Extracts from a graphics dataset
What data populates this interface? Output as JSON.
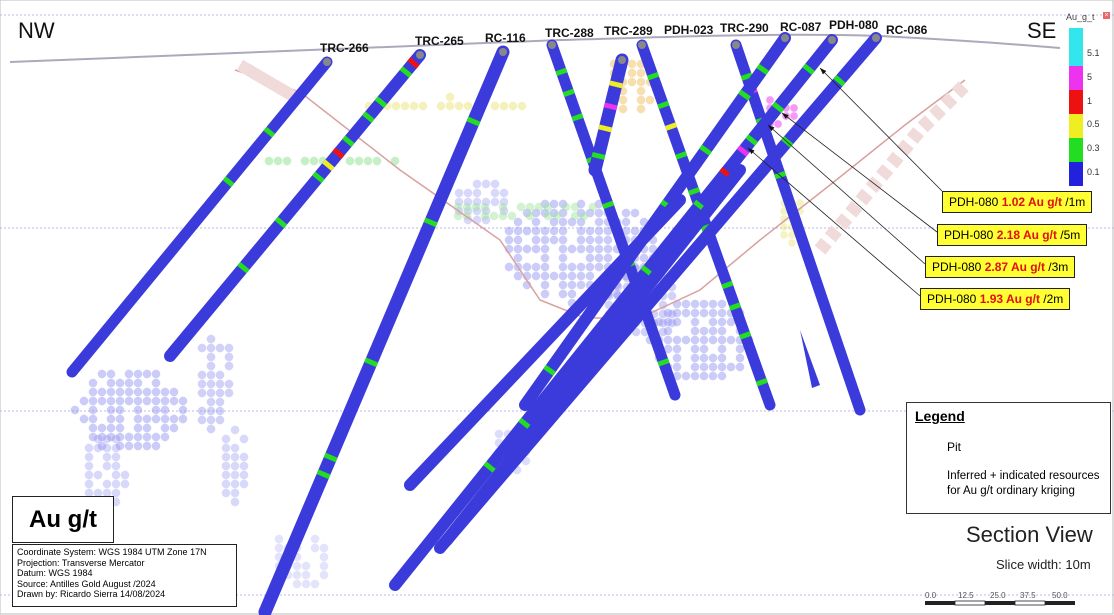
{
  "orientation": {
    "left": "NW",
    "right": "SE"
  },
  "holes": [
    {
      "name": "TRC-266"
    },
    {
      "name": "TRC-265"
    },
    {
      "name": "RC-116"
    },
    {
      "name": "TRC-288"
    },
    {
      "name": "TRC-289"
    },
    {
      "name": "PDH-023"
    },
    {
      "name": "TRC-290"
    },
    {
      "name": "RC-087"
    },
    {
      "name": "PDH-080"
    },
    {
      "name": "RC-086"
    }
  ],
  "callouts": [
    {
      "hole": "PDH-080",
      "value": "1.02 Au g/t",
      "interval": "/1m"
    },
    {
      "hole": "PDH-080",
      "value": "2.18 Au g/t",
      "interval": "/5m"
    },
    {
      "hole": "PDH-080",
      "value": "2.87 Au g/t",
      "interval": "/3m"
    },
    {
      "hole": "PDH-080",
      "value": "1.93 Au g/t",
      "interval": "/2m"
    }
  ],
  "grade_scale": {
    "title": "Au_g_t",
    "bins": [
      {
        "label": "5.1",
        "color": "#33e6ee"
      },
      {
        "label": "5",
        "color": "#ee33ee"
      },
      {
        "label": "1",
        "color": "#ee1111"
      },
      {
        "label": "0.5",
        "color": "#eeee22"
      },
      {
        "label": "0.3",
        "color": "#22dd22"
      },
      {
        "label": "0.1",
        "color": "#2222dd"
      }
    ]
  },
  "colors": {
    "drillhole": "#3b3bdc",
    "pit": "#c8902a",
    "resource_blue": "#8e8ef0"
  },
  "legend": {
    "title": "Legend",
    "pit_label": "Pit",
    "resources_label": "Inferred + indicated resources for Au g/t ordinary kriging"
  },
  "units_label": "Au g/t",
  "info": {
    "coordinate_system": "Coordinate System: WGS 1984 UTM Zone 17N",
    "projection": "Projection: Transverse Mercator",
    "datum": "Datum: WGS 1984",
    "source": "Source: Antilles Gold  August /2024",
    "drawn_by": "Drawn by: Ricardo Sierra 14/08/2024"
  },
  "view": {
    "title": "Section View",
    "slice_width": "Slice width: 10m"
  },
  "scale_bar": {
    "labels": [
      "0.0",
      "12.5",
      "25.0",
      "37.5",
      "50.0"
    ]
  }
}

---

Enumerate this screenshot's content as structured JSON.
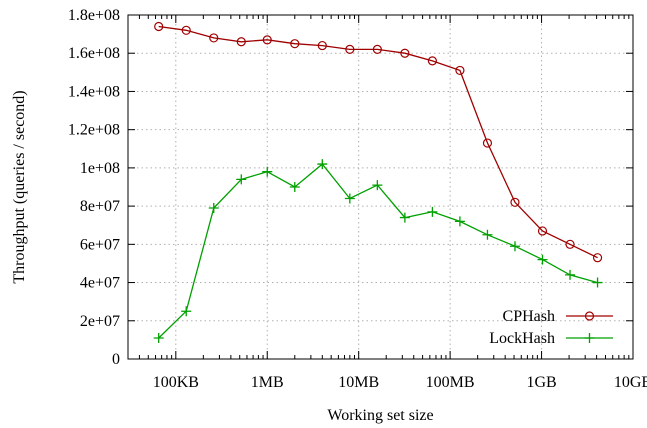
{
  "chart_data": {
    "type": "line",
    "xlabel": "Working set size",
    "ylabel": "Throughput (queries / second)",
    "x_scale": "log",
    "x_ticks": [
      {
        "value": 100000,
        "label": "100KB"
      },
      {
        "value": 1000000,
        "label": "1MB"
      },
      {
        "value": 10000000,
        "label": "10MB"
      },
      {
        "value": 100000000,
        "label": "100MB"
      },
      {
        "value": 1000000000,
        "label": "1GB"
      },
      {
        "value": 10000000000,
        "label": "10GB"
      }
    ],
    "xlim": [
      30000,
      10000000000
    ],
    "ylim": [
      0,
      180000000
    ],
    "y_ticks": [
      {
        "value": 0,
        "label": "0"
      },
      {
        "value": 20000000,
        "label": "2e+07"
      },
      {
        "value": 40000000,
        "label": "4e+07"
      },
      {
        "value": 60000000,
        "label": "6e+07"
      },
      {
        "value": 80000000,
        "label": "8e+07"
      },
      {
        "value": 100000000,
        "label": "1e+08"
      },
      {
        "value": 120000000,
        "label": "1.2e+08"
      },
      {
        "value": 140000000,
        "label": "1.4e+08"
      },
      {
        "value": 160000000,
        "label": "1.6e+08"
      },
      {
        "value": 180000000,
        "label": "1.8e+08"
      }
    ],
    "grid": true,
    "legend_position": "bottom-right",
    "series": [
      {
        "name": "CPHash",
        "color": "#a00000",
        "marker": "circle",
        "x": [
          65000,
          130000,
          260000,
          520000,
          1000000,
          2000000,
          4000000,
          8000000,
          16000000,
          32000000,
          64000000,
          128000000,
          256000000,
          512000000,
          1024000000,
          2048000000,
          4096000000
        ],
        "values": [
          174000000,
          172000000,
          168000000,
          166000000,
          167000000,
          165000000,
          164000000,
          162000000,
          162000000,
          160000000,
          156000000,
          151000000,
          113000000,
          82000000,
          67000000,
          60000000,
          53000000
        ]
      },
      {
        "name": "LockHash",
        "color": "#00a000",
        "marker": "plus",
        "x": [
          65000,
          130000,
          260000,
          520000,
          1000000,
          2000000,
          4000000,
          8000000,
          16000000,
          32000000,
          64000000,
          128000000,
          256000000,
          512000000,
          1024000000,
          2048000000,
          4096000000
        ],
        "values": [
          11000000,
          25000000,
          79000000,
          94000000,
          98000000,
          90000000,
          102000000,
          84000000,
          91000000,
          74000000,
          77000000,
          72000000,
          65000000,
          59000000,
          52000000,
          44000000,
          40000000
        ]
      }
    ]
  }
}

* * *

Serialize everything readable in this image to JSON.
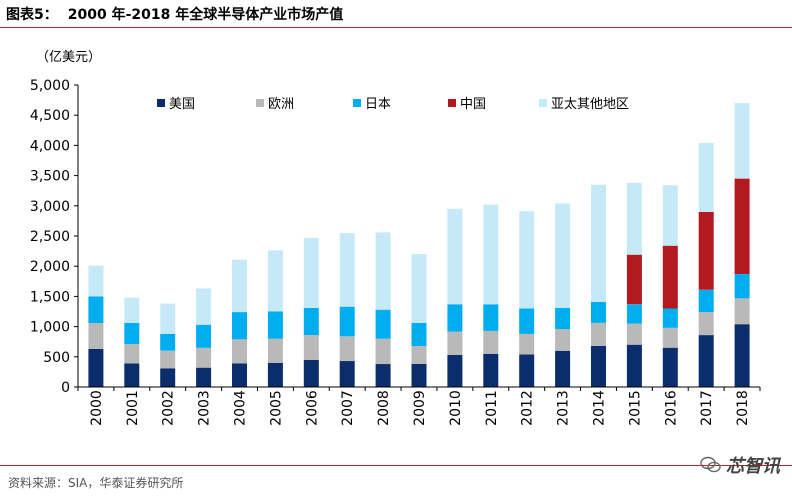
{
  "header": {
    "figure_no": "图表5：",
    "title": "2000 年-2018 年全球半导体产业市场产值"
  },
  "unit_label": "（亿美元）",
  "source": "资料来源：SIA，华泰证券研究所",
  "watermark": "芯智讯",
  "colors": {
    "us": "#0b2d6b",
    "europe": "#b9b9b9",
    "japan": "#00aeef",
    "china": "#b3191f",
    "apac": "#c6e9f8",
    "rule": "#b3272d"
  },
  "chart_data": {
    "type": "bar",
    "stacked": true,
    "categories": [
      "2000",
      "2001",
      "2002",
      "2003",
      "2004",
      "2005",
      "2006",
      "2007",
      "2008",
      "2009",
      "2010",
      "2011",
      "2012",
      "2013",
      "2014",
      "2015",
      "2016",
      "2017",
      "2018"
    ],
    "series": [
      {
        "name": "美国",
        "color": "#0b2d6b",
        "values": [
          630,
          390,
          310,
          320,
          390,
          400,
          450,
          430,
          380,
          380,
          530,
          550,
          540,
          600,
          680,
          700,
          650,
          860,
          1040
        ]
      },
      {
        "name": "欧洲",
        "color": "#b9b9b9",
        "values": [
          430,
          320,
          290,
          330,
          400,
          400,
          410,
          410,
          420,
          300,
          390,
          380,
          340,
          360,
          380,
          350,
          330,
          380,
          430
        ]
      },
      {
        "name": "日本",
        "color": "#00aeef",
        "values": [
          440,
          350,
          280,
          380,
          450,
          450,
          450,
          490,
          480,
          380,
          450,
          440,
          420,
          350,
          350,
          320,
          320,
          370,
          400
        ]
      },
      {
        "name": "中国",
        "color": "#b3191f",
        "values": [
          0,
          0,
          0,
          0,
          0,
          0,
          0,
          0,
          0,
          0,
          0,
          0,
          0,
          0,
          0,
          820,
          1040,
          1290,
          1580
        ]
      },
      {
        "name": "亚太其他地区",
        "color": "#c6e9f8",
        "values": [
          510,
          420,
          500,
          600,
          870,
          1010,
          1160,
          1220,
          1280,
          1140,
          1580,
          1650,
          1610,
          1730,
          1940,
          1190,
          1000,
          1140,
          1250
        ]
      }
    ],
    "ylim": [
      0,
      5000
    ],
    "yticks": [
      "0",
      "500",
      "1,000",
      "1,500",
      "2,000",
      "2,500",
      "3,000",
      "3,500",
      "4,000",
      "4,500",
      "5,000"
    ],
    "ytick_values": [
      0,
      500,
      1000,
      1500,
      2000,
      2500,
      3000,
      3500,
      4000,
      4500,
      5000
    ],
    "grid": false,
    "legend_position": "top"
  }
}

» **GIVEN EXERCISE**
Track down every line with the word "this" and copy it.

» **COMPLETED EXERCISE**
What data populates this interface? Output as JSON.
Enumerate this screenshot's content as structured JSON.
Serialize everything readable in this image to JSON.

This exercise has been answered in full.